**Written task:** Work out how many lines of the data hold the string "name", and reply with that number alone.

**Task inputs:**
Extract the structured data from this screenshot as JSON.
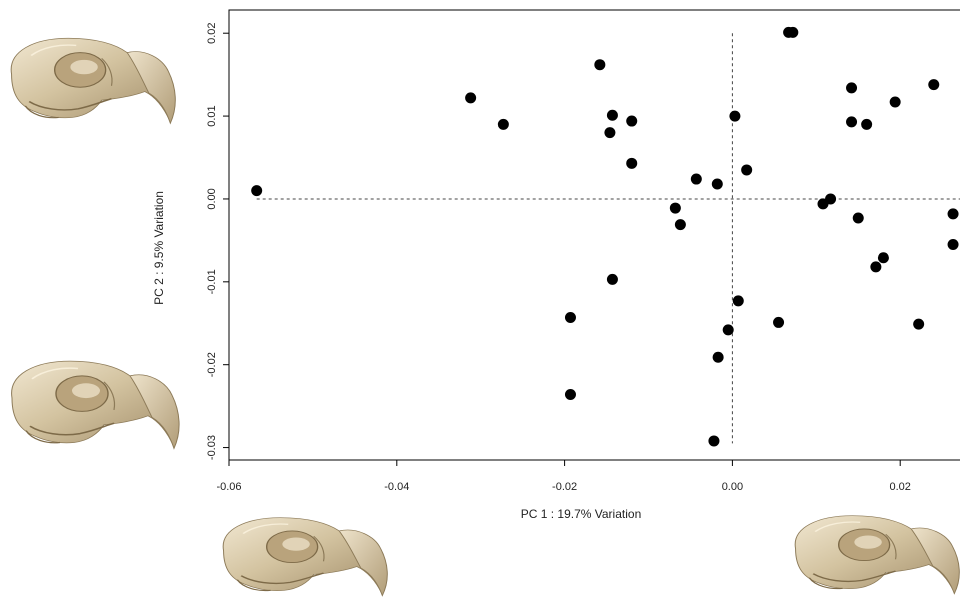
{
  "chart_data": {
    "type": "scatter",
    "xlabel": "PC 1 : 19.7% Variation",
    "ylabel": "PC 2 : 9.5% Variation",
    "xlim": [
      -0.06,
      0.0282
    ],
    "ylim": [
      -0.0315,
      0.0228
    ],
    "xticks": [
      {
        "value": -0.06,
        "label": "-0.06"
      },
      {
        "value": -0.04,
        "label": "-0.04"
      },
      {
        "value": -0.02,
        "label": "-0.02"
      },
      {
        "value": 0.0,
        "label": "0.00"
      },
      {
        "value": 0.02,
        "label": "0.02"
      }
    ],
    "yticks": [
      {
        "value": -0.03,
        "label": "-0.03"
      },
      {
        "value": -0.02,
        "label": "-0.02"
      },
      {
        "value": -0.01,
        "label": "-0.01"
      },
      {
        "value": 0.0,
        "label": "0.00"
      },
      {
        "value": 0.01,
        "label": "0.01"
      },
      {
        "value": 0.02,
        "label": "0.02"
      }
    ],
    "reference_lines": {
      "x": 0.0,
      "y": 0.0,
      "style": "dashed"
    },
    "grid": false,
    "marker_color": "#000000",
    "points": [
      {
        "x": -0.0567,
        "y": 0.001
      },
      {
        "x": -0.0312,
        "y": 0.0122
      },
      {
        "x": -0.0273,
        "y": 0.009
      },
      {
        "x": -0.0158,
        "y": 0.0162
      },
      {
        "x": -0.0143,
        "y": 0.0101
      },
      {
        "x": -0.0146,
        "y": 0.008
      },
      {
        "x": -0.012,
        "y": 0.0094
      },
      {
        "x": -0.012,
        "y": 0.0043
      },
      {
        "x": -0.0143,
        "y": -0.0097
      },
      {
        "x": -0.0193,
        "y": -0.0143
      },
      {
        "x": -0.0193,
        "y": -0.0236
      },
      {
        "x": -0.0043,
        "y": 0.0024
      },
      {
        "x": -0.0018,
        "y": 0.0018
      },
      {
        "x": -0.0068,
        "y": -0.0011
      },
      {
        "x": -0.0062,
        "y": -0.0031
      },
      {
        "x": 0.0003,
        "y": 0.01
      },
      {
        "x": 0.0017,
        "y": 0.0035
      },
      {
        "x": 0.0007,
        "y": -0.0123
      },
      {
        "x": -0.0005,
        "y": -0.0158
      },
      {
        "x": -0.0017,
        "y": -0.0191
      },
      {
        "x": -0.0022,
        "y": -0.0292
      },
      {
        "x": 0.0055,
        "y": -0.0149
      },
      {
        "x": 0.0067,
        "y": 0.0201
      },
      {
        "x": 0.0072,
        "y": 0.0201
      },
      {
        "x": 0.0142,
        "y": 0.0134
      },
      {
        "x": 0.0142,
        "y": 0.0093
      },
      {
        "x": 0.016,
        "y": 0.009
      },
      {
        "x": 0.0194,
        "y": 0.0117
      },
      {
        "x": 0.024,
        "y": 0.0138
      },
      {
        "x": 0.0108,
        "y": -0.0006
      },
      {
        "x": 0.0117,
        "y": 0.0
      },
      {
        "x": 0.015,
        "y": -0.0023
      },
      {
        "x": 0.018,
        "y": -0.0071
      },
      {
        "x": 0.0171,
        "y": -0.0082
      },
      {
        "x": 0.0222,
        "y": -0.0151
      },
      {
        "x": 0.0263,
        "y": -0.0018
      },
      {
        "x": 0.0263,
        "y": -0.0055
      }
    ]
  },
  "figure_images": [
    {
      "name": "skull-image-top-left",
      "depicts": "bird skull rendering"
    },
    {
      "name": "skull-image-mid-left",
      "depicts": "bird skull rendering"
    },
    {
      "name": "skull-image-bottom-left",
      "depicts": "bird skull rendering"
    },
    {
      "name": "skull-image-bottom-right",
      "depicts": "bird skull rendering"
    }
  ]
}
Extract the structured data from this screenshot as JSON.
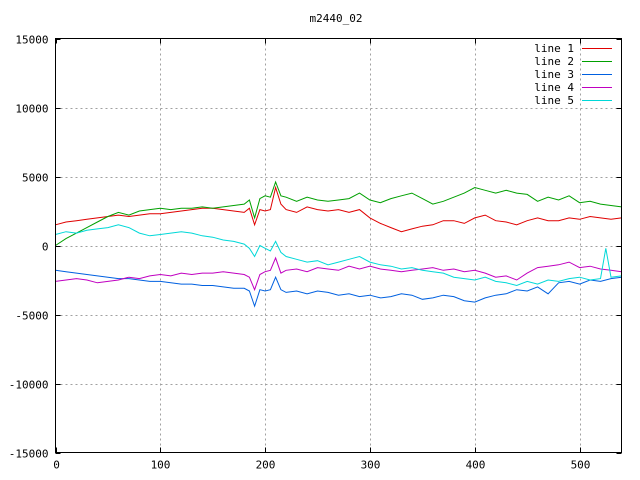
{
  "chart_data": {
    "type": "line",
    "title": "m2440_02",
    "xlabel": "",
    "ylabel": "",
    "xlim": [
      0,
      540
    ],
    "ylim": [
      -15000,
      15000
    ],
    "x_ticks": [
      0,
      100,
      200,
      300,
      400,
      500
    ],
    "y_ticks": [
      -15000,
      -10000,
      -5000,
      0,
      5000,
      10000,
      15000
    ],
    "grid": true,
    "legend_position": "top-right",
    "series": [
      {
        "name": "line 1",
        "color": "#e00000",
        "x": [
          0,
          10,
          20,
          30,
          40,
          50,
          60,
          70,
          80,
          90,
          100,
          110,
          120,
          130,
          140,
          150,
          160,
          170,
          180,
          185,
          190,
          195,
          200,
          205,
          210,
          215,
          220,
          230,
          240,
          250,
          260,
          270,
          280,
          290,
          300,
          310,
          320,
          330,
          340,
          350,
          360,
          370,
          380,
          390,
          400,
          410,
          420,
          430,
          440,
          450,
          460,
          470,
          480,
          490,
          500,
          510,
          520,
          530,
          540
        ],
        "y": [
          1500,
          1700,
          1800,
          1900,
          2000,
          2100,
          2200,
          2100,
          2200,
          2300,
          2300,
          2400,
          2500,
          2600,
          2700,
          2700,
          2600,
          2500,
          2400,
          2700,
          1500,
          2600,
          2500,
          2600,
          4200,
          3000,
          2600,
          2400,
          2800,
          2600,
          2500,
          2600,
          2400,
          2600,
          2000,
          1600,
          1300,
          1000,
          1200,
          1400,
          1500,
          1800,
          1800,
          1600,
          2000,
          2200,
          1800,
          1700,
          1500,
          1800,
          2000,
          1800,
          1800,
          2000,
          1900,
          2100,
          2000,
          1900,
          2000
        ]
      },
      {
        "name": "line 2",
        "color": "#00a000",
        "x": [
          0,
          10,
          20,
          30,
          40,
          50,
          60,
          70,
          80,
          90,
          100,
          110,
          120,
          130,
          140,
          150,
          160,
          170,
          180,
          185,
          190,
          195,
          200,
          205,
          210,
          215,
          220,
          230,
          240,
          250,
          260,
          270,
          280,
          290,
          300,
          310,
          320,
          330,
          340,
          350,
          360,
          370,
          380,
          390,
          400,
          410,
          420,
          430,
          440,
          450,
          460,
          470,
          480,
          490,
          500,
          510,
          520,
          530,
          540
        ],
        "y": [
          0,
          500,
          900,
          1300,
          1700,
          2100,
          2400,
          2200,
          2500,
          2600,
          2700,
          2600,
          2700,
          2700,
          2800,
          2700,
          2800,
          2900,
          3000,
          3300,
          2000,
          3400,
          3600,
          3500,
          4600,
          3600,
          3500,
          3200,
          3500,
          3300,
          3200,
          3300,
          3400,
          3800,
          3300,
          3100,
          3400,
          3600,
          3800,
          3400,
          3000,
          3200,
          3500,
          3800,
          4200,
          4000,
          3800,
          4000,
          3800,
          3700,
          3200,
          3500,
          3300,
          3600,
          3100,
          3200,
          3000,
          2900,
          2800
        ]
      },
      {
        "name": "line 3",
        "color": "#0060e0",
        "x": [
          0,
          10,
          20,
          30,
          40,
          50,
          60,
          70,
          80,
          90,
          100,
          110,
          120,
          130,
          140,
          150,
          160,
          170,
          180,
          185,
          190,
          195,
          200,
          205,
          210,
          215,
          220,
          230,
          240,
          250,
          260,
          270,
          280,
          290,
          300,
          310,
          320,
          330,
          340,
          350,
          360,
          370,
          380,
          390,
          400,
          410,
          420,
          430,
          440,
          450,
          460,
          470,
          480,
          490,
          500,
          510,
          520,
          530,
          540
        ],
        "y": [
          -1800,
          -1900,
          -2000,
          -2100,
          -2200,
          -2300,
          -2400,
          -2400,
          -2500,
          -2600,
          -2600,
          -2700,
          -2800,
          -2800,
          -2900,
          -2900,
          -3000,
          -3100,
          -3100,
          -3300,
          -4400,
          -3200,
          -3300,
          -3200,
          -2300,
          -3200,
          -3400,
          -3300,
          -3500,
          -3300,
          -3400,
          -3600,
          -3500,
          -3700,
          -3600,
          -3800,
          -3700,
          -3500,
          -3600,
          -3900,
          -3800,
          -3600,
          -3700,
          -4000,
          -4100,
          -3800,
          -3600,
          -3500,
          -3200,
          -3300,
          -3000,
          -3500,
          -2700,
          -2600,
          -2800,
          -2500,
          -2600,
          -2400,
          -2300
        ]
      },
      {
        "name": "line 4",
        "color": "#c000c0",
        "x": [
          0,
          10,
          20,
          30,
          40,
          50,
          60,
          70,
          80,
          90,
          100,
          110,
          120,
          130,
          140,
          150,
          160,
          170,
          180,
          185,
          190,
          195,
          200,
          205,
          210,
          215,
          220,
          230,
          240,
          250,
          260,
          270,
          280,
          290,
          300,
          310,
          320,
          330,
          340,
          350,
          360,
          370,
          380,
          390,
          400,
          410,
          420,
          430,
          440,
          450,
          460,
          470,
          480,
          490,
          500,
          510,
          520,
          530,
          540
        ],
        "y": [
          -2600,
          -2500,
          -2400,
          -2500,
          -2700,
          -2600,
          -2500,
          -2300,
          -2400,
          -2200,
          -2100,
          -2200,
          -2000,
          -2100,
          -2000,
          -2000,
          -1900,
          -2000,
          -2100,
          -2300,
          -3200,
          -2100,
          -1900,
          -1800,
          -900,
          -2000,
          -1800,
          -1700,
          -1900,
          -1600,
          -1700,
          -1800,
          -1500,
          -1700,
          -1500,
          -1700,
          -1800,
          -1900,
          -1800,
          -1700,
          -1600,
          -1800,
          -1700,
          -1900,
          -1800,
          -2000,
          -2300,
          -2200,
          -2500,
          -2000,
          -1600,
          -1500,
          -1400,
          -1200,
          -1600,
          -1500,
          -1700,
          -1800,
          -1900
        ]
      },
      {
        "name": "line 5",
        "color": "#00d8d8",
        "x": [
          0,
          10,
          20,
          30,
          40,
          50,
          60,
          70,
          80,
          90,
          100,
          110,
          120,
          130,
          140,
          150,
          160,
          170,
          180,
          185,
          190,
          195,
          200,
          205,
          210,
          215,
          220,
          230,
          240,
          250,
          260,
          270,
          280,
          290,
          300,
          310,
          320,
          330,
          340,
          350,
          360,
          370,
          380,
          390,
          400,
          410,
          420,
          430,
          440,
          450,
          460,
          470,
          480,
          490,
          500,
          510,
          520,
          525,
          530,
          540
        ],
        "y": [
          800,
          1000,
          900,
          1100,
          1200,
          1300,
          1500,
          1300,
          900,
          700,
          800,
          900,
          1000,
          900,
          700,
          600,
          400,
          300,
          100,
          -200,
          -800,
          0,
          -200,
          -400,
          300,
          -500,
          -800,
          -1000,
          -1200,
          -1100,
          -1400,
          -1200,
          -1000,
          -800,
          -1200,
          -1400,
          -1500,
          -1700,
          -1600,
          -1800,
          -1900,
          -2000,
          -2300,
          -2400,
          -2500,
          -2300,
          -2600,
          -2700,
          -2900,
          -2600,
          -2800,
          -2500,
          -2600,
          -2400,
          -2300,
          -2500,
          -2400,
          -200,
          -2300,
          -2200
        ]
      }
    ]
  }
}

**Solution for this problem:** 9